--- Start Data for this exercise ---
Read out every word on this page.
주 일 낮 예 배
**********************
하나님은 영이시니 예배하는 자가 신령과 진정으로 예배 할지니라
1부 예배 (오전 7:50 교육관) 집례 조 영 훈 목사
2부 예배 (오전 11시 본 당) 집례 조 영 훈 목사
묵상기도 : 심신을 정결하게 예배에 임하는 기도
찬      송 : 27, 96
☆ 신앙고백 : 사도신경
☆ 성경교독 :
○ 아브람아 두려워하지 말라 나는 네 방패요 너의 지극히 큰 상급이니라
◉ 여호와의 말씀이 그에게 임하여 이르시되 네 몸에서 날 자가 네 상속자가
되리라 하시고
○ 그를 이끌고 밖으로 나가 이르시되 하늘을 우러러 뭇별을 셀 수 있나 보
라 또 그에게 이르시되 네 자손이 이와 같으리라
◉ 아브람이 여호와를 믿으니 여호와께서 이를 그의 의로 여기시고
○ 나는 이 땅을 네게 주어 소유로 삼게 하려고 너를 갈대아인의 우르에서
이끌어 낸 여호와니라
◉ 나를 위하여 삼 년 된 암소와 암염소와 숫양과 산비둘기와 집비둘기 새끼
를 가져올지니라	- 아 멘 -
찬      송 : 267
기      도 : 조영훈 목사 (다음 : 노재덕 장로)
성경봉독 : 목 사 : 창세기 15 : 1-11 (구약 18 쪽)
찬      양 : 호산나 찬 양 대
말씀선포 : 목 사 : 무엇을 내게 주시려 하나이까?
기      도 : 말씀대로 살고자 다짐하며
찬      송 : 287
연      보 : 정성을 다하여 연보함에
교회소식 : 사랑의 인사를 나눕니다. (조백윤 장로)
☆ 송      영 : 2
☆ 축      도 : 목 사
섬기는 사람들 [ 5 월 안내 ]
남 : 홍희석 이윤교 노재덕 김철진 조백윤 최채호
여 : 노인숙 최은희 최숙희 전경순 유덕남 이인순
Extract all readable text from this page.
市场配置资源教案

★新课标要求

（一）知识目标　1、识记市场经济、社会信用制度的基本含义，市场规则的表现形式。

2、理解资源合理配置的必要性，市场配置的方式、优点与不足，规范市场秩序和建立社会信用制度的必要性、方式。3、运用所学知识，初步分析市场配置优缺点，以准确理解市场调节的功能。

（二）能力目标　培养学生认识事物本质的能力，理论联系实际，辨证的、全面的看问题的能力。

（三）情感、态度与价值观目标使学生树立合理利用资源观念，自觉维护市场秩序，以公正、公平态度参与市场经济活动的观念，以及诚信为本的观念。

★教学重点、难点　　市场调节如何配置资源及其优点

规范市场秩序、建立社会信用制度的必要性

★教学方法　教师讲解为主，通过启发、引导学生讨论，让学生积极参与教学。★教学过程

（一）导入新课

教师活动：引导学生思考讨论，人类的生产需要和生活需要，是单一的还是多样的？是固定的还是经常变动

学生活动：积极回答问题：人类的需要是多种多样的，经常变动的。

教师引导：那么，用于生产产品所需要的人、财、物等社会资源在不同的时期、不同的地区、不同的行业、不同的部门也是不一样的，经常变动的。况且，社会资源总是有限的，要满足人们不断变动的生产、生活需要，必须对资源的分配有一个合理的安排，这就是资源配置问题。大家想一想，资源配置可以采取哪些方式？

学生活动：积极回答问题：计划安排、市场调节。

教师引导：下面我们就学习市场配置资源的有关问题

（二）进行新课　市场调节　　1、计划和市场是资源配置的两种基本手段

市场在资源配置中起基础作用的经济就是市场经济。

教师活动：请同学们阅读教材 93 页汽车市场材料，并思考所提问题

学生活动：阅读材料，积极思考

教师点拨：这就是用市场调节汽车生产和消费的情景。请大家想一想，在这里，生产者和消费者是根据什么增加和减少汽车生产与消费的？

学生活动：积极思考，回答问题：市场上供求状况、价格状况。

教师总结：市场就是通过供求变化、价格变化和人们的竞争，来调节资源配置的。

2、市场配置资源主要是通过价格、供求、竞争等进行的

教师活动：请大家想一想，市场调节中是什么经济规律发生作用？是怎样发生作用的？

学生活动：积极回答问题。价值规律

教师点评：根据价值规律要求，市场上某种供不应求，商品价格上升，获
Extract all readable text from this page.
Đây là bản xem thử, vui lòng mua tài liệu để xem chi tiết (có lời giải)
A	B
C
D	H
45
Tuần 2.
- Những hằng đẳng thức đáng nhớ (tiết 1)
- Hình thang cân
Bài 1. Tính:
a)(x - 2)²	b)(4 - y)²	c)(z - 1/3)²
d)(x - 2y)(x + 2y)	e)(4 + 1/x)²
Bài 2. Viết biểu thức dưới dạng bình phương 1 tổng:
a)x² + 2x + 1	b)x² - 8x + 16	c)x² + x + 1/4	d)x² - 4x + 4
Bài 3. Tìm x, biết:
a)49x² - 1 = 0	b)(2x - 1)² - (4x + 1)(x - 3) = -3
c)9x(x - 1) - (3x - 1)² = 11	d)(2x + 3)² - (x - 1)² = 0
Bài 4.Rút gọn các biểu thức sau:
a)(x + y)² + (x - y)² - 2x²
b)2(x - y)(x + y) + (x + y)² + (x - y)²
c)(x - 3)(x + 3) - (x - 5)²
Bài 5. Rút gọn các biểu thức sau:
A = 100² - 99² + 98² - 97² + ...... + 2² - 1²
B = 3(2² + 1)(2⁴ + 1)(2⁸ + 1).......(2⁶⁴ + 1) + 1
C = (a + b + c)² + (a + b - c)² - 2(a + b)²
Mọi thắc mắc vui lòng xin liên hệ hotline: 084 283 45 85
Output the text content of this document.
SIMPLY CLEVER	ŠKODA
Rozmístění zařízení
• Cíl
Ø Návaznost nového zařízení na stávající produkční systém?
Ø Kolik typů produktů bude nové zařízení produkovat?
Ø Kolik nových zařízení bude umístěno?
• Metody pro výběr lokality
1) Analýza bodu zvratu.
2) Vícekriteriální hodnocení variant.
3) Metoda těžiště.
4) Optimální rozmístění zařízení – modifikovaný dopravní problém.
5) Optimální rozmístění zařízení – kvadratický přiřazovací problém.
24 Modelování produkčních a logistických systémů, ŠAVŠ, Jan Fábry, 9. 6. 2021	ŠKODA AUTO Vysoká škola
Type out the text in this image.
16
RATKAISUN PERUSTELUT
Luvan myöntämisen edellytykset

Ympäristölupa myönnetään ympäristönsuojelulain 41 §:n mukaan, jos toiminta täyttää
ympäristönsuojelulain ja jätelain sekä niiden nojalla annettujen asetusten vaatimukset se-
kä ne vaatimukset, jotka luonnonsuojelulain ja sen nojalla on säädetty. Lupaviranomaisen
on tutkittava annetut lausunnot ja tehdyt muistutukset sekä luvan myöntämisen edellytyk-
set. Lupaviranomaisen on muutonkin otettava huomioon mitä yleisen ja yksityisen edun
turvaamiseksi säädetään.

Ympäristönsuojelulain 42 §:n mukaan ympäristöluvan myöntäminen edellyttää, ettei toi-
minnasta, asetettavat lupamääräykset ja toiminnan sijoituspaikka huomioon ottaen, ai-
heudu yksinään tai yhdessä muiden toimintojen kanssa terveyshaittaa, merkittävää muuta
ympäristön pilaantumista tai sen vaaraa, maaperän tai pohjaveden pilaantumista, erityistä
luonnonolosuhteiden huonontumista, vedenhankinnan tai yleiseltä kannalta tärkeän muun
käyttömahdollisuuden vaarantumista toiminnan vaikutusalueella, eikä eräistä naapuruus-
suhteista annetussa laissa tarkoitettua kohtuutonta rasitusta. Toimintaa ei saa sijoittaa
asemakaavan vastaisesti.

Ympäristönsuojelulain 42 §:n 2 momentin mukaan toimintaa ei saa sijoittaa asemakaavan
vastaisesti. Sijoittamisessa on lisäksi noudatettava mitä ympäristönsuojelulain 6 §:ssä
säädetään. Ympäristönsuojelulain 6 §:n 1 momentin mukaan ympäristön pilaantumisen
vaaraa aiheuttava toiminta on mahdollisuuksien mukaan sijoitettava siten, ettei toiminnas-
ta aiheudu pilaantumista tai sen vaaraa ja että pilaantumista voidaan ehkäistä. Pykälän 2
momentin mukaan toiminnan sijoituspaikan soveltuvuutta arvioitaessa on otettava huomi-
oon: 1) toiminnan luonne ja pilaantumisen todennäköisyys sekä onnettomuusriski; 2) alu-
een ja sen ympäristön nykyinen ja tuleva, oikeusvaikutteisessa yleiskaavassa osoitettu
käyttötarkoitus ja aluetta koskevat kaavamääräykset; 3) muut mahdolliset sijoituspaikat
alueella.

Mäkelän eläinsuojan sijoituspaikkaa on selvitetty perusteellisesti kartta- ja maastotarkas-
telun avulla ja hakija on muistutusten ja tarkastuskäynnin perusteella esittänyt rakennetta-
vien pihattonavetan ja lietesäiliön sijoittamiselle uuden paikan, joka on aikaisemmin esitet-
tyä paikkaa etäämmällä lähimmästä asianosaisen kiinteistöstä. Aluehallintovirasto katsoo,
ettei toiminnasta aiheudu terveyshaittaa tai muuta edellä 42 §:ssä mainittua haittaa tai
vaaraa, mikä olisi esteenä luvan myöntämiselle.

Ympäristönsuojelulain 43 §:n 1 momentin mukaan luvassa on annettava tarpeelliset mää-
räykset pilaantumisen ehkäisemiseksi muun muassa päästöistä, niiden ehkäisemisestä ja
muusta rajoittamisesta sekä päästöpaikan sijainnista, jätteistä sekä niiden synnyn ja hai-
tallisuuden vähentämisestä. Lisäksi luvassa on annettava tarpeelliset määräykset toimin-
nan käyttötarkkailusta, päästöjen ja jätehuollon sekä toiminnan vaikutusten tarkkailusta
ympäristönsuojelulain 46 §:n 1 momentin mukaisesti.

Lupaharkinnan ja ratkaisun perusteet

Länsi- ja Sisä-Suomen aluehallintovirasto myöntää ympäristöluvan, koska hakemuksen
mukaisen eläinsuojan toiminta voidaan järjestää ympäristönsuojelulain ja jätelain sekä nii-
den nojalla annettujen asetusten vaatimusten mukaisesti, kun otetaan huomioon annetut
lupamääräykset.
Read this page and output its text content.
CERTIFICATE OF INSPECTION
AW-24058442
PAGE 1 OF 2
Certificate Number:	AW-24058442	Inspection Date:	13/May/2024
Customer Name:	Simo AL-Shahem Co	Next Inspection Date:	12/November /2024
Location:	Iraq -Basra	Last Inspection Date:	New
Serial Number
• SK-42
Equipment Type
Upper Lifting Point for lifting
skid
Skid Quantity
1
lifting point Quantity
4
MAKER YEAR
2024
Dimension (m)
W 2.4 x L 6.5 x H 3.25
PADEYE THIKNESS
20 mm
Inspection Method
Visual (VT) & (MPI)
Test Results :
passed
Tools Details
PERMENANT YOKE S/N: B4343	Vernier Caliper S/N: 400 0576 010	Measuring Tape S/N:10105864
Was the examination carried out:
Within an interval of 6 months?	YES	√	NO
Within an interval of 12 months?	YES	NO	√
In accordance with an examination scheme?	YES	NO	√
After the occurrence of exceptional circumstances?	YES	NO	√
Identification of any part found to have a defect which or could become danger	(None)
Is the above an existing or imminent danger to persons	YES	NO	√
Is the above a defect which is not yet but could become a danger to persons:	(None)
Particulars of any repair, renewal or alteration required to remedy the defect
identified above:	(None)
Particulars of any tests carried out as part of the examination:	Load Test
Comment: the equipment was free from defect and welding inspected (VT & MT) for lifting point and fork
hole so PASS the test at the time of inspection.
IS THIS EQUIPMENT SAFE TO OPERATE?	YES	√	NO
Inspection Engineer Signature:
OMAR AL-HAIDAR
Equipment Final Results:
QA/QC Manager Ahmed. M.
--- End Data for this exercise ---
[Required task] Report every line in the data above in which the word "säädetään" appears.

[Finished exercise]
turvaamiseksi säädetään.
säädetään. Ympäristönsuojelulain 6 §:n 1 momentin mukaan ympäristön pilaantumisen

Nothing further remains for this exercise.